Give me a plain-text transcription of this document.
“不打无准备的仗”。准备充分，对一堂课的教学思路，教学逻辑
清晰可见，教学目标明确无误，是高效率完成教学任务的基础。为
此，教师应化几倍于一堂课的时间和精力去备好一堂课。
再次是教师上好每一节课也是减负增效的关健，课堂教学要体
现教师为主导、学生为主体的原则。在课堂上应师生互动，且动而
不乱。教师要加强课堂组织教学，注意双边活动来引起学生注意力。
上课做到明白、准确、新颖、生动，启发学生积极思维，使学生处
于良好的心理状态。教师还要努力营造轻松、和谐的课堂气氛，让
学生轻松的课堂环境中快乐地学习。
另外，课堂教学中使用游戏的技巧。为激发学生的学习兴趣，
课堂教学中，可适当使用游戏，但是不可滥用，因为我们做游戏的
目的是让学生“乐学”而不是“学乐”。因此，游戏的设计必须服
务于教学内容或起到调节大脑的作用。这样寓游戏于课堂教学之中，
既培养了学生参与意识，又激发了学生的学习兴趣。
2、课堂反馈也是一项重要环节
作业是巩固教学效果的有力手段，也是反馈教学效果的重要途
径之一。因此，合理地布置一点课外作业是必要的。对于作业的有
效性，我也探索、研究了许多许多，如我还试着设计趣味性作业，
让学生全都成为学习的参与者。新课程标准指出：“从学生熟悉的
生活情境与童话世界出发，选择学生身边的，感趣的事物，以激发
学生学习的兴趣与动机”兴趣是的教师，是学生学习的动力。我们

■ **Work to be completed**:
Write the material out exactly, with nothing left out.

■ **Completed exercise**:
Give me a plain-text transcription of this document.
“不打无准备的仗”。准备充分，对一堂课的教学思路，教学逻辑
清晰可见，教学目标明确无误，是高效率完成教学任务的基础。为
此，教师应化几倍于一堂课的时间和精力去备好一堂课。
再次是教师上好每一节课也是减负增效的关健，课堂教学要体
现教师为主导、学生为主体的原则。在课堂上应师生互动，且动而
不乱。教师要加强课堂组织教学，注意双边活动来引起学生注意力。
上课做到明白、准确、新颖、生动，启发学生积极思维，使学生处
于良好的心理状态。教师还要努力营造轻松、和谐的课堂气氛，让
学生轻松的课堂环境中快乐地学习。
另外，课堂教学中使用游戏的技巧。为激发学生的学习兴趣，
课堂教学中，可适当使用游戏，但是不可滥用，因为我们做游戏的
目的是让学生“乐学”而不是“学乐”。因此，游戏的设计必须服
务于教学内容或起到调节大脑的作用。这样寓游戏于课堂教学之中，
既培养了学生参与意识，又激发了学生的学习兴趣。
2、课堂反馈也是一项重要环节
作业是巩固教学效果的有力手段，也是反馈教学效果的重要途
径之一。因此，合理地布置一点课外作业是必要的。对于作业的有
效性，我也探索、研究了许多许多，如我还试着设计趣味性作业，
让学生全都成为学习的参与者。新课程标准指出：“从学生熟悉的
生活情境与童话世界出发，选择学生身边的，感趣的事物，以激发
学生学习的兴趣与动机”兴趣是的教师，是学生学习的动力。我们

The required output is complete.